◆ TASK DETAILS:
Go through the listing and set it down exactly, leaving out its pictures.

··· EXERCISE INPUTS

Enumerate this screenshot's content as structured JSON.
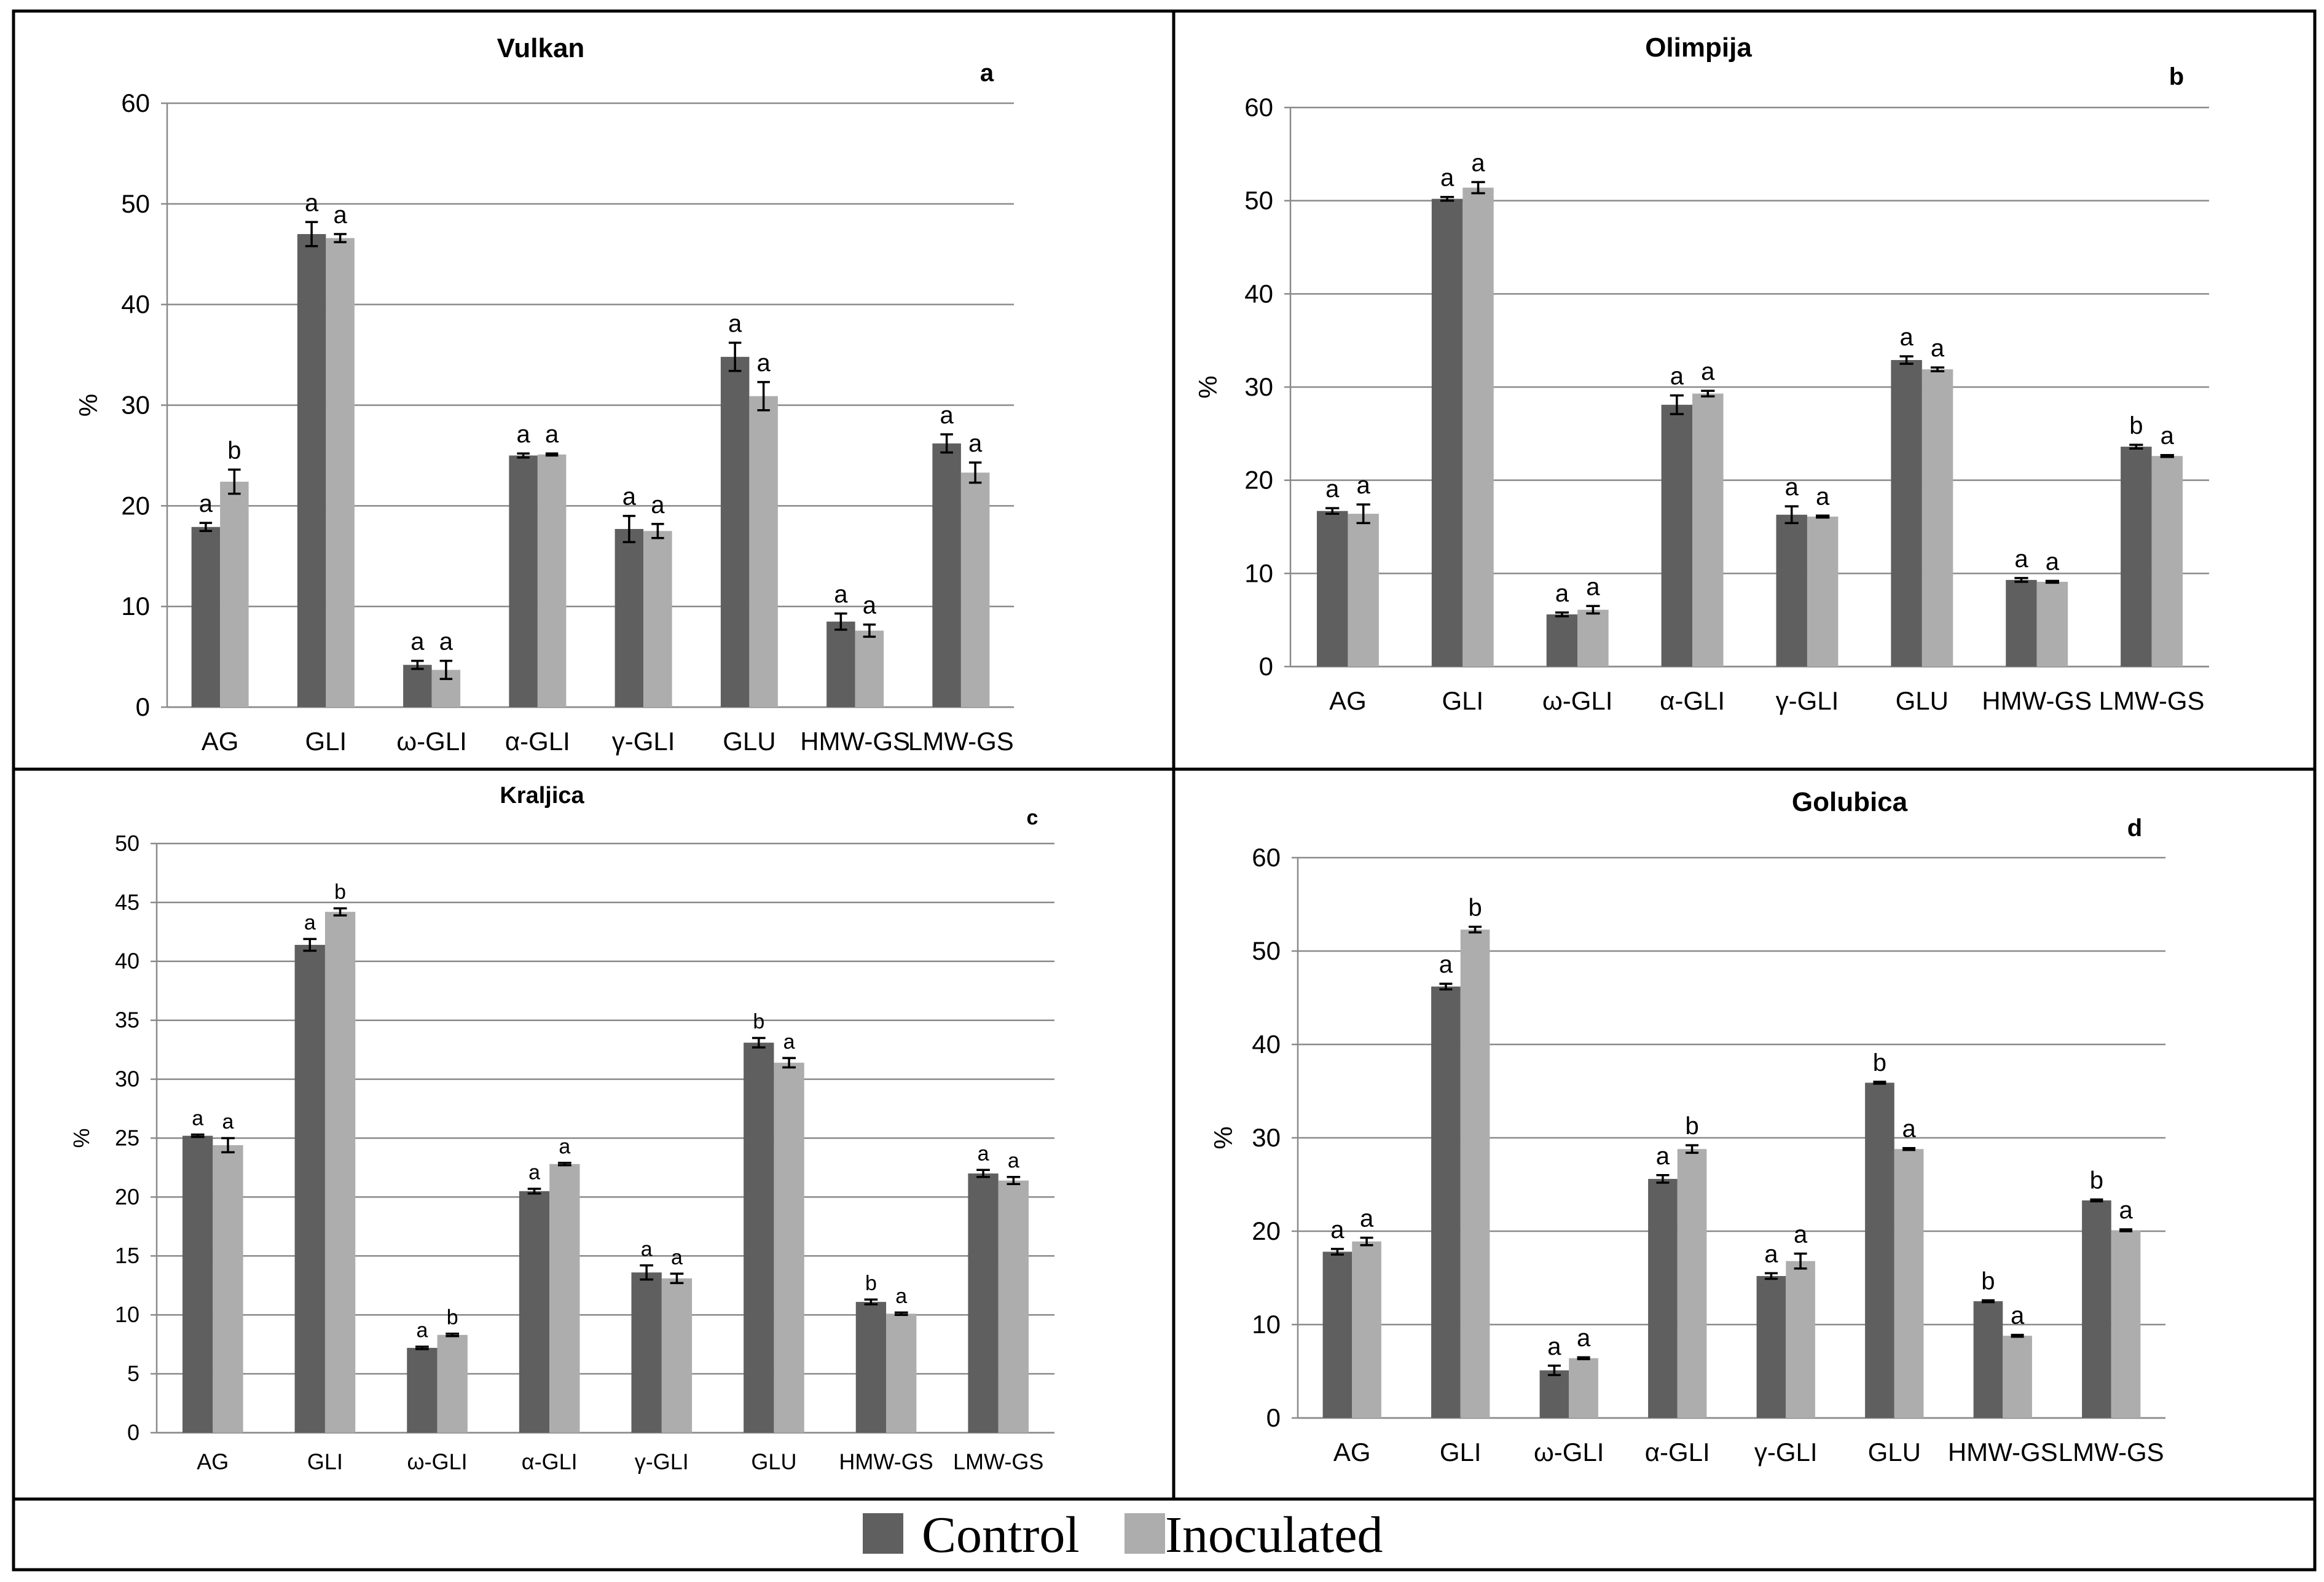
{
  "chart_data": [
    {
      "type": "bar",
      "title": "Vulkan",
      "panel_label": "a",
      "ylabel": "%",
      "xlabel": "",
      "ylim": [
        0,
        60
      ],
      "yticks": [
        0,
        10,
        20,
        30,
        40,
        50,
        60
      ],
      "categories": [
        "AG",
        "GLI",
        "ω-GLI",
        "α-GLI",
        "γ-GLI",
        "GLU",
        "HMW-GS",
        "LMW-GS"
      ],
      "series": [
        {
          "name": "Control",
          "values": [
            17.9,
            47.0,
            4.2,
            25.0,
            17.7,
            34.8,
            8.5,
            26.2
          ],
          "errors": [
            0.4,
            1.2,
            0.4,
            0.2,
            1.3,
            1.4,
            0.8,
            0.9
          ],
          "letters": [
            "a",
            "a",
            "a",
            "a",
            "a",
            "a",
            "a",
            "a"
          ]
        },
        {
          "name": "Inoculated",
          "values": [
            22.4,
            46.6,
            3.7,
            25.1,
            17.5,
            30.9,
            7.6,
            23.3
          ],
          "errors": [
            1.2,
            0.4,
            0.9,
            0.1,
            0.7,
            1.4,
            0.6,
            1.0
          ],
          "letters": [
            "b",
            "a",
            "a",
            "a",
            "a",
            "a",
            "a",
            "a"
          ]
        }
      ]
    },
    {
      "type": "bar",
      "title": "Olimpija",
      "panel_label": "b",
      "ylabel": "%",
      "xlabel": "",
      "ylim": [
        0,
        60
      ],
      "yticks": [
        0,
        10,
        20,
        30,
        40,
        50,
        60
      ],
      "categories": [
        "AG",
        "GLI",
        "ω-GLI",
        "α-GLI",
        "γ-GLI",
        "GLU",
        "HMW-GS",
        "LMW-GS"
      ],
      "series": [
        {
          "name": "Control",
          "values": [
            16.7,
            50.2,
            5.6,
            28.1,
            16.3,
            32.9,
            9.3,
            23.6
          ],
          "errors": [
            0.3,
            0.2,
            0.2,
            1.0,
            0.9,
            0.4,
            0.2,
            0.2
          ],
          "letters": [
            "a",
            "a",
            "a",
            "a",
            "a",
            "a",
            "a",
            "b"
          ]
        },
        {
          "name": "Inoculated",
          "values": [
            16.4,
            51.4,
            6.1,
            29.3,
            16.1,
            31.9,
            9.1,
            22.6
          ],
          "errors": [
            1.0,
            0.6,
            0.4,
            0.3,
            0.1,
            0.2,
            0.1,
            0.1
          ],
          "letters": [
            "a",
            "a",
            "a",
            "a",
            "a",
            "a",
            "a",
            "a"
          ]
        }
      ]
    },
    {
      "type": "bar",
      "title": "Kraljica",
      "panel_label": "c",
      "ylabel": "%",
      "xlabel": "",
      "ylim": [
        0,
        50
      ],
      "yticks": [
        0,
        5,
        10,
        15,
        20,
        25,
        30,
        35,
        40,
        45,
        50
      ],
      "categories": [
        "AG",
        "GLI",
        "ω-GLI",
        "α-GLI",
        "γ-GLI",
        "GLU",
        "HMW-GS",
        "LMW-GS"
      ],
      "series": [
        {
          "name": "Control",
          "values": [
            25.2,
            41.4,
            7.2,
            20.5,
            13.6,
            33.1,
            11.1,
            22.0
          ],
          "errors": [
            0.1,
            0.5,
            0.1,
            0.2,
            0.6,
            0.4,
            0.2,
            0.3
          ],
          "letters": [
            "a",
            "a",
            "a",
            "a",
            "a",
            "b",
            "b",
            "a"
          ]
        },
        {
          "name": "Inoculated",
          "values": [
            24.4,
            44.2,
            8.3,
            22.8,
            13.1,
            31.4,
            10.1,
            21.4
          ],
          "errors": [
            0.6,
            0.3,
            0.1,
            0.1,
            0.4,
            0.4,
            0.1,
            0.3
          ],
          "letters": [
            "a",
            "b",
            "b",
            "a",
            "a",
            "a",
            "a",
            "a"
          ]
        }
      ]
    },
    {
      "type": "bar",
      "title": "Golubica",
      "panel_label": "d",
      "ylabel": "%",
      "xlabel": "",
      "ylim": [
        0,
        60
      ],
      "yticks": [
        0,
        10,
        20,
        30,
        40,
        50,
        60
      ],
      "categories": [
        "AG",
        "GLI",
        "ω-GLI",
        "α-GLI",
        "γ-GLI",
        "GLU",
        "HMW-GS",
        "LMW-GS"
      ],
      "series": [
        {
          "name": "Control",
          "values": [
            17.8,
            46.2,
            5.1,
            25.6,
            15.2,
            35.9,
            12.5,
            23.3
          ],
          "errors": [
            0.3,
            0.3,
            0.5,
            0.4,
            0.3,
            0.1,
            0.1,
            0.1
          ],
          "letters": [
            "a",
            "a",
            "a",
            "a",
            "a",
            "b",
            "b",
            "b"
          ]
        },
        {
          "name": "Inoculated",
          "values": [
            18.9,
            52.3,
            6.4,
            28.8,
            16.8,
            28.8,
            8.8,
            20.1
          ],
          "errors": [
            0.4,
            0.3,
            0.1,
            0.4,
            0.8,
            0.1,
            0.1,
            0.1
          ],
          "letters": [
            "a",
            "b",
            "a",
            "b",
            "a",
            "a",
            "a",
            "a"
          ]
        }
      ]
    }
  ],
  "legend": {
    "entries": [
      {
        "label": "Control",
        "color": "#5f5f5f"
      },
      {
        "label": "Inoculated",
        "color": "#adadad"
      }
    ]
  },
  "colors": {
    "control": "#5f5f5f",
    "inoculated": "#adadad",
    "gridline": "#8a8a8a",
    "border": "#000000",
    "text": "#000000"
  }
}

······

◆ EXERCISE SOLUTION:
Enumerate this screenshot's content as structured JSON.
{
  "chart_data": [
    {
      "type": "bar",
      "title": "Vulkan",
      "panel_label": "a",
      "ylabel": "%",
      "xlabel": "",
      "ylim": [
        0,
        60
      ],
      "yticks": [
        0,
        10,
        20,
        30,
        40,
        50,
        60
      ],
      "categories": [
        "AG",
        "GLI",
        "ω-GLI",
        "α-GLI",
        "γ-GLI",
        "GLU",
        "HMW-GS",
        "LMW-GS"
      ],
      "series": [
        {
          "name": "Control",
          "values": [
            17.9,
            47.0,
            4.2,
            25.0,
            17.7,
            34.8,
            8.5,
            26.2
          ],
          "errors": [
            0.4,
            1.2,
            0.4,
            0.2,
            1.3,
            1.4,
            0.8,
            0.9
          ],
          "letters": [
            "a",
            "a",
            "a",
            "a",
            "a",
            "a",
            "a",
            "a"
          ]
        },
        {
          "name": "Inoculated",
          "values": [
            22.4,
            46.6,
            3.7,
            25.1,
            17.5,
            30.9,
            7.6,
            23.3
          ],
          "errors": [
            1.2,
            0.4,
            0.9,
            0.1,
            0.7,
            1.4,
            0.6,
            1.0
          ],
          "letters": [
            "b",
            "a",
            "a",
            "a",
            "a",
            "a",
            "a",
            "a"
          ]
        }
      ]
    },
    {
      "type": "bar",
      "title": "Olimpija",
      "panel_label": "b",
      "ylabel": "%",
      "xlabel": "",
      "ylim": [
        0,
        60
      ],
      "yticks": [
        0,
        10,
        20,
        30,
        40,
        50,
        60
      ],
      "categories": [
        "AG",
        "GLI",
        "ω-GLI",
        "α-GLI",
        "γ-GLI",
        "GLU",
        "HMW-GS",
        "LMW-GS"
      ],
      "series": [
        {
          "name": "Control",
          "values": [
            16.7,
            50.2,
            5.6,
            28.1,
            16.3,
            32.9,
            9.3,
            23.6
          ],
          "errors": [
            0.3,
            0.2,
            0.2,
            1.0,
            0.9,
            0.4,
            0.2,
            0.2
          ],
          "letters": [
            "a",
            "a",
            "a",
            "a",
            "a",
            "a",
            "a",
            "b"
          ]
        },
        {
          "name": "Inoculated",
          "values": [
            16.4,
            51.4,
            6.1,
            29.3,
            16.1,
            31.9,
            9.1,
            22.6
          ],
          "errors": [
            1.0,
            0.6,
            0.4,
            0.3,
            0.1,
            0.2,
            0.1,
            0.1
          ],
          "letters": [
            "a",
            "a",
            "a",
            "a",
            "a",
            "a",
            "a",
            "a"
          ]
        }
      ]
    },
    {
      "type": "bar",
      "title": "Kraljica",
      "panel_label": "c",
      "ylabel": "%",
      "xlabel": "",
      "ylim": [
        0,
        50
      ],
      "yticks": [
        0,
        5,
        10,
        15,
        20,
        25,
        30,
        35,
        40,
        45,
        50
      ],
      "categories": [
        "AG",
        "GLI",
        "ω-GLI",
        "α-GLI",
        "γ-GLI",
        "GLU",
        "HMW-GS",
        "LMW-GS"
      ],
      "series": [
        {
          "name": "Control",
          "values": [
            25.2,
            41.4,
            7.2,
            20.5,
            13.6,
            33.1,
            11.1,
            22.0
          ],
          "errors": [
            0.1,
            0.5,
            0.1,
            0.2,
            0.6,
            0.4,
            0.2,
            0.3
          ],
          "letters": [
            "a",
            "a",
            "a",
            "a",
            "a",
            "b",
            "b",
            "a"
          ]
        },
        {
          "name": "Inoculated",
          "values": [
            24.4,
            44.2,
            8.3,
            22.8,
            13.1,
            31.4,
            10.1,
            21.4
          ],
          "errors": [
            0.6,
            0.3,
            0.1,
            0.1,
            0.4,
            0.4,
            0.1,
            0.3
          ],
          "letters": [
            "a",
            "b",
            "b",
            "a",
            "a",
            "a",
            "a",
            "a"
          ]
        }
      ]
    },
    {
      "type": "bar",
      "title": "Golubica",
      "panel_label": "d",
      "ylabel": "%",
      "xlabel": "",
      "ylim": [
        0,
        60
      ],
      "yticks": [
        0,
        10,
        20,
        30,
        40,
        50,
        60
      ],
      "categories": [
        "AG",
        "GLI",
        "ω-GLI",
        "α-GLI",
        "γ-GLI",
        "GLU",
        "HMW-GS",
        "LMW-GS"
      ],
      "series": [
        {
          "name": "Control",
          "values": [
            17.8,
            46.2,
            5.1,
            25.6,
            15.2,
            35.9,
            12.5,
            23.3
          ],
          "errors": [
            0.3,
            0.3,
            0.5,
            0.4,
            0.3,
            0.1,
            0.1,
            0.1
          ],
          "letters": [
            "a",
            "a",
            "a",
            "a",
            "a",
            "b",
            "b",
            "b"
          ]
        },
        {
          "name": "Inoculated",
          "values": [
            18.9,
            52.3,
            6.4,
            28.8,
            16.8,
            28.8,
            8.8,
            20.1
          ],
          "errors": [
            0.4,
            0.3,
            0.1,
            0.4,
            0.8,
            0.1,
            0.1,
            0.1
          ],
          "letters": [
            "a",
            "b",
            "a",
            "b",
            "a",
            "a",
            "a",
            "a"
          ]
        }
      ]
    }
  ],
  "legend": {
    "entries": [
      {
        "label": "Control",
        "color": "#5f5f5f"
      },
      {
        "label": "Inoculated",
        "color": "#adadad"
      }
    ]
  },
  "colors": {
    "control": "#5f5f5f",
    "inoculated": "#adadad",
    "gridline": "#8a8a8a",
    "border": "#000000",
    "text": "#000000"
  }
}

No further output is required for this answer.